## BEGIN Data shown
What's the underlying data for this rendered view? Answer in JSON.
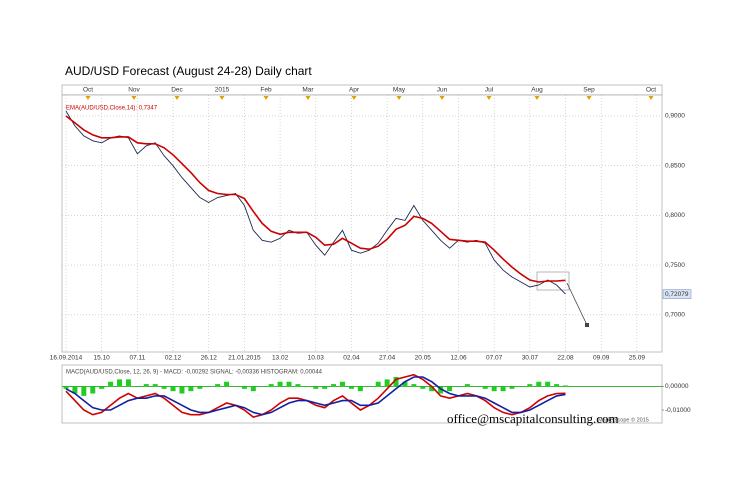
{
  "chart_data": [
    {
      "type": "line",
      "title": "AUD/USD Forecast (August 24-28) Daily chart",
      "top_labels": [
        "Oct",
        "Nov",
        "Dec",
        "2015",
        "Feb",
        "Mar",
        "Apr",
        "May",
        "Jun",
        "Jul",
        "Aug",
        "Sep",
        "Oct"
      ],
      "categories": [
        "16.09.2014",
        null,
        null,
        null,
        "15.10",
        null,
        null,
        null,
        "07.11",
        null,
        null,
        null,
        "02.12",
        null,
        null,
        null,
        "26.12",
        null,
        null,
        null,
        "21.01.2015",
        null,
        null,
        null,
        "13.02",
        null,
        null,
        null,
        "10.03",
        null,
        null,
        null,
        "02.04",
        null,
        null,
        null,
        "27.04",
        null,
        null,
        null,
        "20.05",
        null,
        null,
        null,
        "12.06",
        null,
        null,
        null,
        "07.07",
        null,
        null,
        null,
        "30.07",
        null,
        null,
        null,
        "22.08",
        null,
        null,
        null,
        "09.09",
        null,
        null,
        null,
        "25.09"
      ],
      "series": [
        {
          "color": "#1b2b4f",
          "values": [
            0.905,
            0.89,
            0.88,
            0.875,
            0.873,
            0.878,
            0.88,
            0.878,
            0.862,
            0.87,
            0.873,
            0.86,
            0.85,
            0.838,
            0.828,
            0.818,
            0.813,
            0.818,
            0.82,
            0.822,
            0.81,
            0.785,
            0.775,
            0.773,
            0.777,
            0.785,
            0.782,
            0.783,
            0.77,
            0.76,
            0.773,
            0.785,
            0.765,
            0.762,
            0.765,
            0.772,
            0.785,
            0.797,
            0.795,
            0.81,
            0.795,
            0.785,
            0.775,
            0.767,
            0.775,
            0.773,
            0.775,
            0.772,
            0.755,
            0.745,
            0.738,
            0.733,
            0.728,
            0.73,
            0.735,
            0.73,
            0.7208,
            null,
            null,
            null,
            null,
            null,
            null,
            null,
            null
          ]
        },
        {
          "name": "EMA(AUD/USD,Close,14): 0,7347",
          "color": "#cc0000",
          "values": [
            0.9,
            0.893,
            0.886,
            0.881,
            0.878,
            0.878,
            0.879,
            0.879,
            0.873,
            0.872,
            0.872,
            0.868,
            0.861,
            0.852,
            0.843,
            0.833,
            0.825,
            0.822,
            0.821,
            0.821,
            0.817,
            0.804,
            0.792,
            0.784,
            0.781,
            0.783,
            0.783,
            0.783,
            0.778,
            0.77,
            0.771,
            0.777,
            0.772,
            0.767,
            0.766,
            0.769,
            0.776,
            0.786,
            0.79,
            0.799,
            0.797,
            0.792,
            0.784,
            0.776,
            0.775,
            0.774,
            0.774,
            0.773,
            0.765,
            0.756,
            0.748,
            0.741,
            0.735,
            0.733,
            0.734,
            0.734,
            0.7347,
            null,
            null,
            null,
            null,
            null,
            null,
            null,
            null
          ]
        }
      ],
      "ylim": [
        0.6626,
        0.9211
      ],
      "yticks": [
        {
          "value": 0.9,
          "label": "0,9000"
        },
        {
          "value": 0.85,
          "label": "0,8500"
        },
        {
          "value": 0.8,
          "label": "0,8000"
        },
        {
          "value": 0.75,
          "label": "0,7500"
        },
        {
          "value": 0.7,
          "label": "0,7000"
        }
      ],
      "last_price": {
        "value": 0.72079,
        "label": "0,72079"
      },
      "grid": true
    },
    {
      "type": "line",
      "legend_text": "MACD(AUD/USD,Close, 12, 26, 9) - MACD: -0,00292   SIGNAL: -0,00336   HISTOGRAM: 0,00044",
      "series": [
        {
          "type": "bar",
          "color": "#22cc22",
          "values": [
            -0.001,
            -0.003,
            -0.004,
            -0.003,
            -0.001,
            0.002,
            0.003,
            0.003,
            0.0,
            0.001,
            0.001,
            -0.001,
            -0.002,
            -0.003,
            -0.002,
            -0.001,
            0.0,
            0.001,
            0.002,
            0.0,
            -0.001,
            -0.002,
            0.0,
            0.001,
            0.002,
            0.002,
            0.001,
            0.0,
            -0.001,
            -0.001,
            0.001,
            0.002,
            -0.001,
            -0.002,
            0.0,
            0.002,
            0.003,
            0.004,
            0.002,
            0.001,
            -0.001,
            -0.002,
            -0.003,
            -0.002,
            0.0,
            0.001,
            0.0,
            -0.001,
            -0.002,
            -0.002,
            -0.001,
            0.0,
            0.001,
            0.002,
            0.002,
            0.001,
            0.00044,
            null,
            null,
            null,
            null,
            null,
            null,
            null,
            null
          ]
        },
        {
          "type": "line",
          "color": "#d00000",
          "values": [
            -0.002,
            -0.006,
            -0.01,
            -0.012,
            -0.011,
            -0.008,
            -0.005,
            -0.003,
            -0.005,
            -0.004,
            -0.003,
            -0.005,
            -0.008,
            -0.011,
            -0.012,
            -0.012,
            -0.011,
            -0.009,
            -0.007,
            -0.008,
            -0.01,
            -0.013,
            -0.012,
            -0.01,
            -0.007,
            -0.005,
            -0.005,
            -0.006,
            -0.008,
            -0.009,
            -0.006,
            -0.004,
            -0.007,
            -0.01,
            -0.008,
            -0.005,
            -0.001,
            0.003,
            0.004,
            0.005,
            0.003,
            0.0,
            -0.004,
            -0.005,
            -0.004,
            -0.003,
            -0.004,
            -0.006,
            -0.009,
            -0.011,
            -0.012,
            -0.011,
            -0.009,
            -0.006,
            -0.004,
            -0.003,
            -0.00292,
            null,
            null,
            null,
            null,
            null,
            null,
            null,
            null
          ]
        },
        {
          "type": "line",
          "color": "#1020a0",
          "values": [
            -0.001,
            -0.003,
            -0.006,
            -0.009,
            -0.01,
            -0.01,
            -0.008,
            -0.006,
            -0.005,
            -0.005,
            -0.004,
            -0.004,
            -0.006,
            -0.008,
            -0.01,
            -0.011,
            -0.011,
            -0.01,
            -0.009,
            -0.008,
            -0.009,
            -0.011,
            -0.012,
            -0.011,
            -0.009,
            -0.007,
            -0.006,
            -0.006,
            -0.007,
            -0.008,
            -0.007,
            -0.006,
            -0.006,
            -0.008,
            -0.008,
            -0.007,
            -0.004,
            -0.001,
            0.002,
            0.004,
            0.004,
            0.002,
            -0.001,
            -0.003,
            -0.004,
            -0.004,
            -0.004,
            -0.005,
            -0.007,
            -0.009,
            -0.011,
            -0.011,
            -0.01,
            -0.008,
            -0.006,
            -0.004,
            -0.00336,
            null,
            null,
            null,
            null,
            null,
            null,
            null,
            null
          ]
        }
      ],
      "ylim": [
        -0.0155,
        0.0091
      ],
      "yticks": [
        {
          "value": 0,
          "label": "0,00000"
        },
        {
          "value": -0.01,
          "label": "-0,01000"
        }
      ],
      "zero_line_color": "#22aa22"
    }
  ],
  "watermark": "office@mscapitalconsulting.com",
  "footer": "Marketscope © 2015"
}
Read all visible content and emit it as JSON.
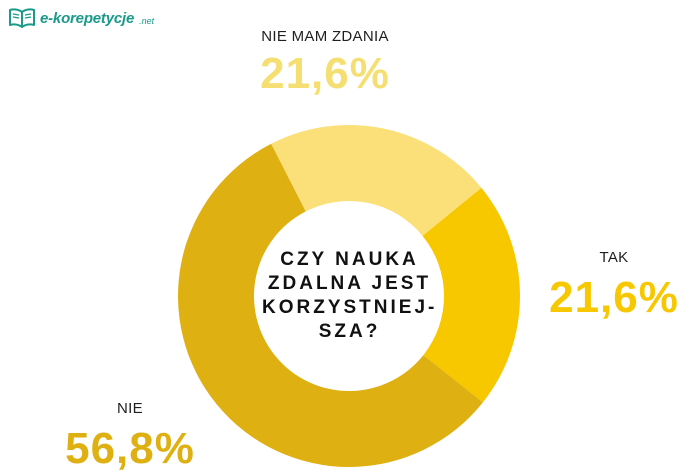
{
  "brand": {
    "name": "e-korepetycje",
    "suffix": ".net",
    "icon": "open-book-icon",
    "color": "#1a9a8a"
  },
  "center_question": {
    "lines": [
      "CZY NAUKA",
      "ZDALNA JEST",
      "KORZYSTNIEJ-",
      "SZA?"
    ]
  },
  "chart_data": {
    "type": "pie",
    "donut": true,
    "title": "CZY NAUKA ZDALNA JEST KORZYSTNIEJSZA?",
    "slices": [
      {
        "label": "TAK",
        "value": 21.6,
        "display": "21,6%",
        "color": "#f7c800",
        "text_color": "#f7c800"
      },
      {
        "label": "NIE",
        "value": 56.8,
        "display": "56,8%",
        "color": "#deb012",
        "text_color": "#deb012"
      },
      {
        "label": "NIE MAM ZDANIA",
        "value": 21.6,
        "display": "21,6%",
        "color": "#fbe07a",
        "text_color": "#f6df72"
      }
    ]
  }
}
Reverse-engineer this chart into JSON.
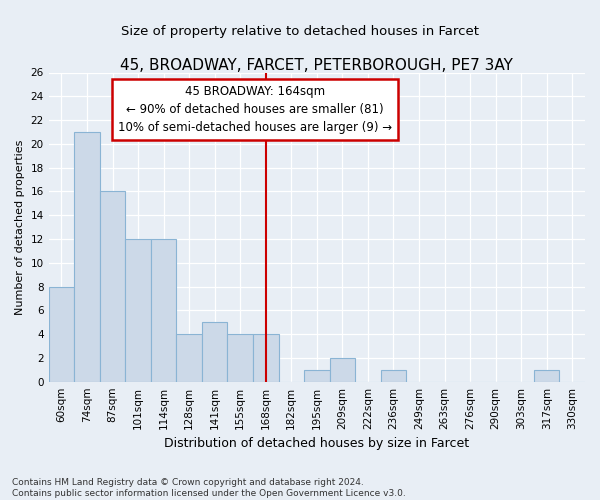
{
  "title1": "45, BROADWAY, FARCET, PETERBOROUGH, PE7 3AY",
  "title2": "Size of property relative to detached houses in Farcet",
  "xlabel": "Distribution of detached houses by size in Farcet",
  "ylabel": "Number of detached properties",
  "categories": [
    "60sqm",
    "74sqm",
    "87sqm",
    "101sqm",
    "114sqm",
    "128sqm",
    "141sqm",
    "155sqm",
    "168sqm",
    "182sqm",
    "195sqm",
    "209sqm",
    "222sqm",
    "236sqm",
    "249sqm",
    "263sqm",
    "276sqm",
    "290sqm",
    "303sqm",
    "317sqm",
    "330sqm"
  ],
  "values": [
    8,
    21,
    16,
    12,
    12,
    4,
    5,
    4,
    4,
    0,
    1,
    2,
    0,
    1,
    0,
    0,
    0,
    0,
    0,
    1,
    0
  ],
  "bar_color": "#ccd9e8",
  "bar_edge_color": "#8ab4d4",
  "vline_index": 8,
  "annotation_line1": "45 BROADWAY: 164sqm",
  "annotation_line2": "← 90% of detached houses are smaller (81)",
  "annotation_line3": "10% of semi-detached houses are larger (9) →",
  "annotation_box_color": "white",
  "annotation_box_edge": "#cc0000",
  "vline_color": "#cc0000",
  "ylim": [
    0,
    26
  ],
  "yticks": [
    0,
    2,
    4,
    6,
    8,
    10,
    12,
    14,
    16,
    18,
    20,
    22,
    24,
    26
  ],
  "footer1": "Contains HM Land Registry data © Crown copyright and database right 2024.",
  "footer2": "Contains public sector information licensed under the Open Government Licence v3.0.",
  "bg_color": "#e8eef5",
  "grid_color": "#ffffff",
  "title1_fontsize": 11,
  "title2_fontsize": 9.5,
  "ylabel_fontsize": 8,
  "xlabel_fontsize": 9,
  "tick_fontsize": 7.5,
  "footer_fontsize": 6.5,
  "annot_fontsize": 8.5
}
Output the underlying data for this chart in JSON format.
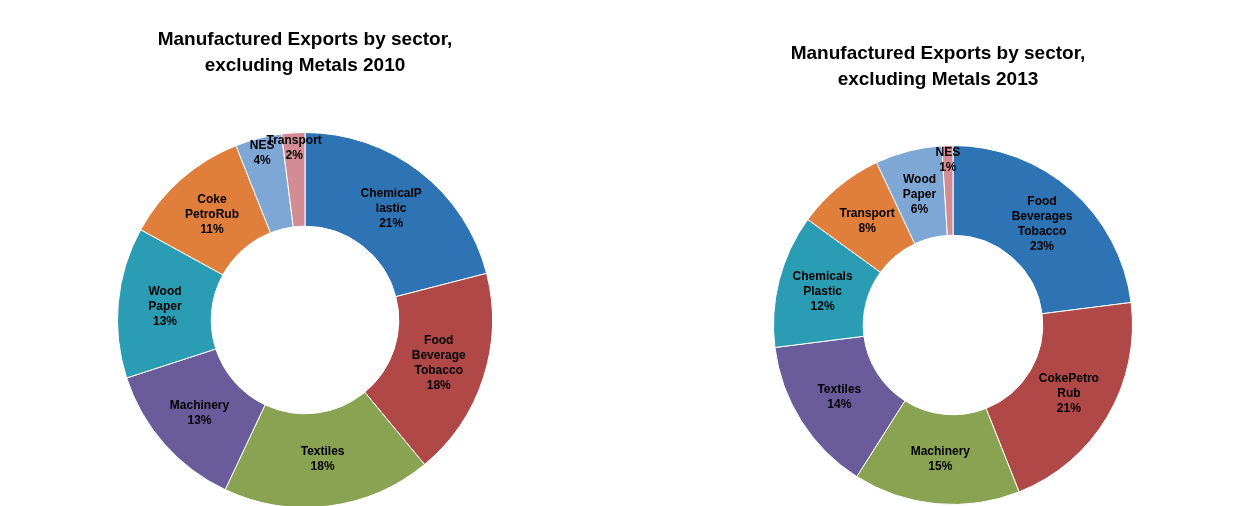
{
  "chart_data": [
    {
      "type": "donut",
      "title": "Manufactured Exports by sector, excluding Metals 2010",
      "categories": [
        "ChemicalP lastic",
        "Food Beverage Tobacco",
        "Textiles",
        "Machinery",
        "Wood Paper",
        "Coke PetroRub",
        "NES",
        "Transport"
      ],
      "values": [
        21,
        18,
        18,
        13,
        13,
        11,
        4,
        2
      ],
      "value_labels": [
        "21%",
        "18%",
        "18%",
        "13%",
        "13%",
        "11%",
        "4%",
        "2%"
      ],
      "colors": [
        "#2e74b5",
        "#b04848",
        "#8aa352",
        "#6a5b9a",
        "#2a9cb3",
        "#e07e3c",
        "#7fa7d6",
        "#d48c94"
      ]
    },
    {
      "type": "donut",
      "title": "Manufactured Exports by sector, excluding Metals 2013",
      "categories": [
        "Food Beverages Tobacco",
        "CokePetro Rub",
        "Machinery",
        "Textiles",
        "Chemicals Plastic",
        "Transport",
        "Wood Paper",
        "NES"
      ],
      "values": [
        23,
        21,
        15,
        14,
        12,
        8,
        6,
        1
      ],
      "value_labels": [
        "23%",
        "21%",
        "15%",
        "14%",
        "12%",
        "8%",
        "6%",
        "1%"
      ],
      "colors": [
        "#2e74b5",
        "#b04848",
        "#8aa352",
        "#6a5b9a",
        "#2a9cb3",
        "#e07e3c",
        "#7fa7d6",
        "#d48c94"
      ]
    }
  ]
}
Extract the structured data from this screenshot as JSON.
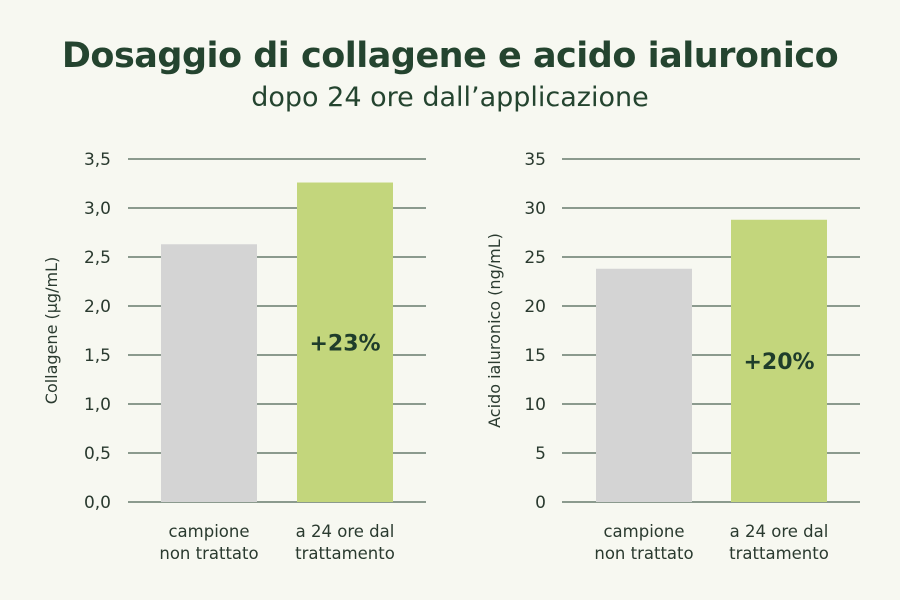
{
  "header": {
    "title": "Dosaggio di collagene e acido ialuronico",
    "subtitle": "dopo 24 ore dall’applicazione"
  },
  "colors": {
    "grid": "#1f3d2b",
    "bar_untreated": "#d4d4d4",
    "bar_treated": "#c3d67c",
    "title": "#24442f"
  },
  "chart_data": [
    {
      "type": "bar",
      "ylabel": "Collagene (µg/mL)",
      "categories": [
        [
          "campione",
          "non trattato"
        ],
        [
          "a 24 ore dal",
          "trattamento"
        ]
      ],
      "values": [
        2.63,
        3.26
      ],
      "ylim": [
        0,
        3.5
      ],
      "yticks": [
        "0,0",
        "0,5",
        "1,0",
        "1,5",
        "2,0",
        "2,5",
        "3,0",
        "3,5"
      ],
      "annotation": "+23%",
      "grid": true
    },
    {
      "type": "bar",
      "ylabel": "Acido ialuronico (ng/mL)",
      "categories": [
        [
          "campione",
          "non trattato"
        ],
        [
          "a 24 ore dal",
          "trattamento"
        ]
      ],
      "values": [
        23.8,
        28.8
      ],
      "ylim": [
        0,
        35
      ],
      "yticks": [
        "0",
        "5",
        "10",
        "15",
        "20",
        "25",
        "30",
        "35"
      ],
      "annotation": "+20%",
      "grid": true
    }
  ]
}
## END Data shown
To do: Search the listing above for the string "Close". Copy every line that contains it.

Answer:
          "name": "EMA(AUD/USD,Close,14): 0,7347",
      "legend_text": "MACD(AUD/USD,Close, 12, 26, 9) - MACD: -0,00292   SIGNAL: -0,00336   HISTOGRAM: 0,00044",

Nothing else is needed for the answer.